Brief A:
In the records, take the lines starting at the one containing "candle-body [534,186,540,190]" and ending at the one containing "value-label: 50.05 [900,422,925,433]". Replace "candle-body" with "bar-body" throughout them, and return only those lines with everything else unchanged.

Excerpt provided:
.....
One of the great, game-changing inventions of the 20th century, air conditioning has become so firmly entrenched in our lives that we now wonder how we ever lived without it. Of course, in the same way that any technology tends to improve over time, cooling systems have come a long way since their earliest incarnations. Even today, though, as effective as AC can be, the average system still underwhelms in at least one important regard—humidity control. Everyone’s heard the saying, “It’s not the heat, it’s the humidity.” But you may not have considered that the expression pertains as much to indoor comfort as it does to the weather outdoors. If your air conditioning fails to remove sufficient moisture from the air in your home, there are consequences—and not only for your comfort, but also for your bottom line and potentially for your health. The good news: advanced options like the Unico System control humidity much more effectively than traditional HVAC. Read on to learn why that really matters.
.....
Element placement data
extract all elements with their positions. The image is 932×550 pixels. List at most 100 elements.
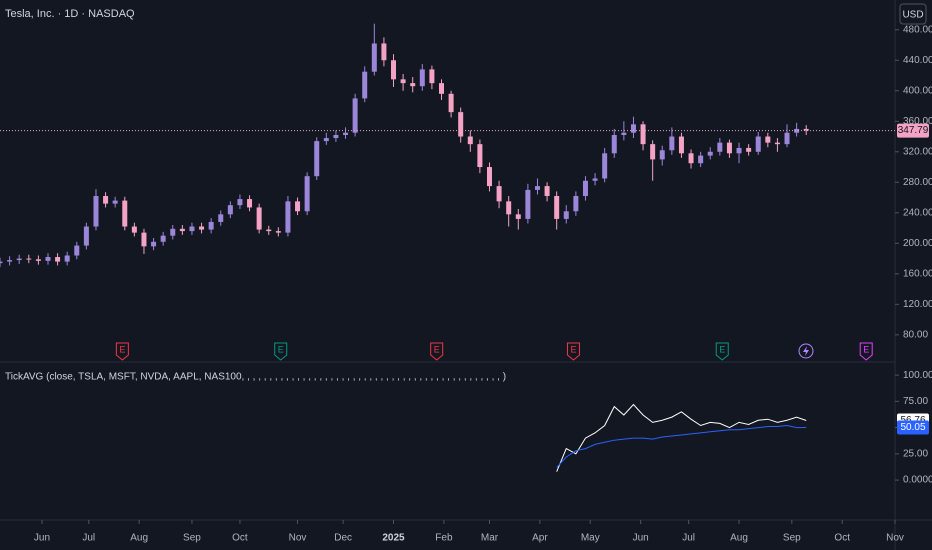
candle-body [534,186,540,190]
candle-body [112,200,118,204]
event-label: E [119,344,125,354]
candle-body [736,147,742,154]
y-tick-label: 320.00 [903,146,932,157]
candle-body [352,98,358,133]
candle-body [477,144,483,168]
y-tick-label: 280.00 [903,177,932,188]
x-tick-label: Oct [834,533,850,544]
candle-body [237,199,243,206]
candle-body [256,207,262,230]
indicator-title: TickAVG (close, TSLA, MSFT, NVDA, AAPL, … [5,372,506,383]
x-tick-label: Feb [435,533,453,544]
value-label: 50.05 [900,422,925,433]
y-tick-label: 120.00 [903,299,932,310]
candle-body [304,176,310,212]
candle-body [774,142,780,145]
candle-body [669,136,675,151]
candle-body [371,43,377,72]
candle-body [707,151,713,156]
candle-body [458,112,464,137]
candle-body [726,142,732,154]
candle-body [160,235,166,242]
candle-body [227,205,233,215]
x-tick-label: Aug [730,533,748,544]
value-label-box [897,420,929,435]
candles [0,23,809,267]
x-tick-label: Dec [334,533,352,544]
candle-body [582,180,588,197]
x-tick-label: Sep [183,533,201,544]
candle-body [0,261,3,264]
candle-body [189,226,195,232]
candle-body [611,135,617,154]
currency-label[interactable]: USD [902,10,923,21]
candle-body [515,214,521,219]
event-label: E [278,344,284,354]
x-tick-label: Jul [682,533,695,544]
candle-body [573,196,579,212]
candle-body [698,155,704,164]
y-tick-label: 75.00 [903,396,928,407]
candle-body [640,124,646,145]
candle-body [93,196,99,227]
candle-body [131,226,137,233]
x-tick-label: Jun [34,533,50,544]
y-tick-label: 440.00 [903,55,932,66]
last-price-label: 347.79 [898,125,929,136]
candle-body [688,153,694,164]
y-tick-label: 80.00 [903,329,928,340]
y-tick-label: 480.00 [903,24,932,35]
candle-body [247,199,253,208]
candle-body [486,167,492,187]
currency-button[interactable] [899,3,927,25]
x-tick-label: Mar [481,533,499,544]
event-marker [274,342,288,361]
candle-body [755,136,761,152]
y-tick-label: 0.0000 [903,475,932,486]
event-marker [430,342,444,361]
candle-body [630,124,636,133]
y-tick-label: 100.00 [903,370,932,381]
dividend-circle [798,343,814,359]
x-tick-label: Nov [886,533,904,544]
candle-body [179,228,185,232]
candle-body [381,43,387,61]
candle-body [218,214,224,222]
candle-body [74,245,80,256]
candle-body [55,257,61,262]
candle-body [122,200,128,227]
y-tick-label: 400.00 [903,85,932,96]
candle-body [448,93,454,113]
candle-body [650,144,656,160]
candle-body [429,69,435,84]
candle-body [275,231,281,233]
candle-body [794,128,800,133]
x-tick-label: Jun [633,533,649,544]
candle-body [439,83,445,94]
candle-body [506,201,512,215]
candle-body [35,259,41,261]
candle-body [64,255,70,262]
series-line [556,424,807,468]
candle-body [343,132,349,135]
y-tick-label: 240.00 [903,207,932,218]
candle-body [391,60,397,80]
x-tick-label: Oct [232,533,248,544]
candle-body [333,135,339,139]
event-label: E [570,344,576,354]
event-marker [715,342,729,361]
x-tick-label: Nov [289,533,307,544]
candle-body [141,232,147,247]
candle-body [314,141,320,177]
candle-body [16,258,22,261]
x-tick-label: Aug [130,533,148,544]
candle-body [678,136,684,154]
candle-body [621,132,627,135]
candle-body [659,150,665,160]
series-line [556,403,807,472]
x-tick-label: 2025 [382,533,405,544]
event-marker [115,342,129,361]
.....
Brief B:
Quote the full air conditioning and humidity excerpt word for word.

Exercise result A:
bar-body [534,186,540,190]
bar-body [112,200,118,204]
event-label: E [119,344,125,354]
bar-body [736,147,742,154]
y-tick-label: 320.00 [903,146,932,157]
bar-body [352,98,358,133]
bar-body [477,144,483,168]
y-tick-label: 280.00 [903,177,932,188]
x-tick-label: Oct [834,533,850,544]
bar-body [237,199,243,206]
bar-body [256,207,262,230]
indicator-title: TickAVG (close, TSLA, MSFT, NVDA, AAPL, … [5,372,506,383]
x-tick-label: Feb [435,533,453,544]
value-label: 50.05 [900,422,925,433]

Exercise result B:
One of the great, game-changing inventions of the 20th century, air conditioning has become so firmly entrenched in our lives that we now wonder how we ever lived without it. Of course, in the same way that any technology tends to improve over time, cooling systems have come a long way since their earliest incarnations. Even today, though, as effective as AC can be, the average system still underwhelms in at least one important regard—humidity control. Everyone’s heard the saying, “It’s not the heat, it’s the humidity.” But you may not have considered that the expression pertains as much to indoor comfort as it does to the weather outdoors. If your air conditioning fails to remove sufficient moisture from the air in your home, there are consequences—and not only for your comfort, but also for your bottom line and potentially for your health. The good news: advanced options like the Unico System control humidity much more effectively than traditional HVAC. Read on to learn why that really matters.